Directions: Reproduce every entry exactly, without alteration.

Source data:
:::

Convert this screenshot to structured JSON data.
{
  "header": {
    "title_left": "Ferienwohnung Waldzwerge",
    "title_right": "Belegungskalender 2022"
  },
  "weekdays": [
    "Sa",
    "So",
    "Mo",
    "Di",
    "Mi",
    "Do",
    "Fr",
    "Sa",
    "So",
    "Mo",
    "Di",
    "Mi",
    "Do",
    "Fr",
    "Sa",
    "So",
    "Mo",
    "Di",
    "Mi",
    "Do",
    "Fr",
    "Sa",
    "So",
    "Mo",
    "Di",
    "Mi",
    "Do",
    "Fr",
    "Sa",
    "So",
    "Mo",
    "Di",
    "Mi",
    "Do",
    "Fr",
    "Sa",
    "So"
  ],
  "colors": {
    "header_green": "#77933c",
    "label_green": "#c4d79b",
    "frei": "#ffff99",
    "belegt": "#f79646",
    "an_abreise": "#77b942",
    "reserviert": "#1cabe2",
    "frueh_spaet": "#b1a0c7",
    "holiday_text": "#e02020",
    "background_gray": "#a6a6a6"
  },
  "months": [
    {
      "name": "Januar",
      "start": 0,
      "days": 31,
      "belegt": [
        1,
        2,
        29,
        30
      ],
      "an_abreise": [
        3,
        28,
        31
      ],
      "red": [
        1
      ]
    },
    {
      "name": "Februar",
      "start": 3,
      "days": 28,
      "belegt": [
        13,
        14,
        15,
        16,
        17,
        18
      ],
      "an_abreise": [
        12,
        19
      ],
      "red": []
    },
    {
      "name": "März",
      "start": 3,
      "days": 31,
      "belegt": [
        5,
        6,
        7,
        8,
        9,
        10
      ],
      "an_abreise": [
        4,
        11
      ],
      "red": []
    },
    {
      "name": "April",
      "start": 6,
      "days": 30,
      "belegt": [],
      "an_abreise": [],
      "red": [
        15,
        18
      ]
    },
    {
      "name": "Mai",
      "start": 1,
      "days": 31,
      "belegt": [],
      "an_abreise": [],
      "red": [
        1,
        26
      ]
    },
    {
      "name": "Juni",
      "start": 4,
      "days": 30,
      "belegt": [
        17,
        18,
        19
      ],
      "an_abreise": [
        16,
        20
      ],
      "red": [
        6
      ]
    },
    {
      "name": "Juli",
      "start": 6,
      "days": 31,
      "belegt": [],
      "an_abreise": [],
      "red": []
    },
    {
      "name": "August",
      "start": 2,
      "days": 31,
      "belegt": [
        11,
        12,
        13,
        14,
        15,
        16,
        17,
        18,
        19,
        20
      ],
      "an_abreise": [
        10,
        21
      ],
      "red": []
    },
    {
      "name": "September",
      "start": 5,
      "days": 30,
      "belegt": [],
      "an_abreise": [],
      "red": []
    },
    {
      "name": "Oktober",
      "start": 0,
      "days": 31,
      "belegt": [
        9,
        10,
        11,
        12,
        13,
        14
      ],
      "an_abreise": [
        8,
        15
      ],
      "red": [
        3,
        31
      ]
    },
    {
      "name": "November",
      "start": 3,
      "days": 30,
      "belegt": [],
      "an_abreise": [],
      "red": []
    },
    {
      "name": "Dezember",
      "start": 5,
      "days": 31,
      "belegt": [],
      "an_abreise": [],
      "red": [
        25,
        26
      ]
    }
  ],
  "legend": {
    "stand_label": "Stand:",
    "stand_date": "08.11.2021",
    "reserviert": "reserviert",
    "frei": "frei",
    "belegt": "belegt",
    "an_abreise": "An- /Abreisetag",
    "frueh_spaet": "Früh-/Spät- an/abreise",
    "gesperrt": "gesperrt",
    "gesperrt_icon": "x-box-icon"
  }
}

:::

Final answer:
Convert this screenshot to structured JSON data.
{
  "header": {
    "title_left": "Ferienwohnung Waldzwerge",
    "title_right": "Belegungskalender 2022"
  },
  "weekdays": [
    "Sa",
    "So",
    "Mo",
    "Di",
    "Mi",
    "Do",
    "Fr",
    "Sa",
    "So",
    "Mo",
    "Di",
    "Mi",
    "Do",
    "Fr",
    "Sa",
    "So",
    "Mo",
    "Di",
    "Mi",
    "Do",
    "Fr",
    "Sa",
    "So",
    "Mo",
    "Di",
    "Mi",
    "Do",
    "Fr",
    "Sa",
    "So",
    "Mo",
    "Di",
    "Mi",
    "Do",
    "Fr",
    "Sa",
    "So"
  ],
  "colors": {
    "header_green": "#77933c",
    "label_green": "#c4d79b",
    "frei": "#ffff99",
    "belegt": "#f79646",
    "an_abreise": "#77b942",
    "reserviert": "#1cabe2",
    "frueh_spaet": "#b1a0c7",
    "holiday_text": "#e02020",
    "background_gray": "#a6a6a6"
  },
  "months": [
    {
      "name": "Januar",
      "start": 0,
      "days": 31,
      "belegt": [
        1,
        2,
        29,
        30
      ],
      "an_abreise": [
        3,
        28,
        31
      ],
      "red": [
        1
      ]
    },
    {
      "name": "Februar",
      "start": 3,
      "days": 28,
      "belegt": [
        13,
        14,
        15,
        16,
        17,
        18
      ],
      "an_abreise": [
        12,
        19
      ],
      "red": []
    },
    {
      "name": "März",
      "start": 3,
      "days": 31,
      "belegt": [
        5,
        6,
        7,
        8,
        9,
        10
      ],
      "an_abreise": [
        4,
        11
      ],
      "red": []
    },
    {
      "name": "April",
      "start": 6,
      "days": 30,
      "belegt": [],
      "an_abreise": [],
      "red": [
        15,
        18
      ]
    },
    {
      "name": "Mai",
      "start": 1,
      "days": 31,
      "belegt": [],
      "an_abreise": [],
      "red": [
        1,
        26
      ]
    },
    {
      "name": "Juni",
      "start": 4,
      "days": 30,
      "belegt": [
        17,
        18,
        19
      ],
      "an_abreise": [
        16,
        20
      ],
      "red": [
        6
      ]
    },
    {
      "name": "Juli",
      "start": 6,
      "days": 31,
      "belegt": [],
      "an_abreise": [],
      "red": []
    },
    {
      "name": "August",
      "start": 2,
      "days": 31,
      "belegt": [
        11,
        12,
        13,
        14,
        15,
        16,
        17,
        18,
        19,
        20
      ],
      "an_abreise": [
        10,
        21
      ],
      "red": []
    },
    {
      "name": "September",
      "start": 5,
      "days": 30,
      "belegt": [],
      "an_abreise": [],
      "red": []
    },
    {
      "name": "Oktober",
      "start": 0,
      "days": 31,
      "belegt": [
        9,
        10,
        11,
        12,
        13,
        14
      ],
      "an_abreise": [
        8,
        15
      ],
      "red": [
        3,
        31
      ]
    },
    {
      "name": "November",
      "start": 3,
      "days": 30,
      "belegt": [],
      "an_abreise": [],
      "red": []
    },
    {
      "name": "Dezember",
      "start": 5,
      "days": 31,
      "belegt": [],
      "an_abreise": [],
      "red": [
        25,
        26
      ]
    }
  ],
  "legend": {
    "stand_label": "Stand:",
    "stand_date": "08.11.2021",
    "reserviert": "reserviert",
    "frei": "frei",
    "belegt": "belegt",
    "an_abreise": "An- /Abreisetag",
    "frueh_spaet": "Früh-/Spät- an/abreise",
    "gesperrt": "gesperrt",
    "gesperrt_icon": "x-box-icon"
  }
}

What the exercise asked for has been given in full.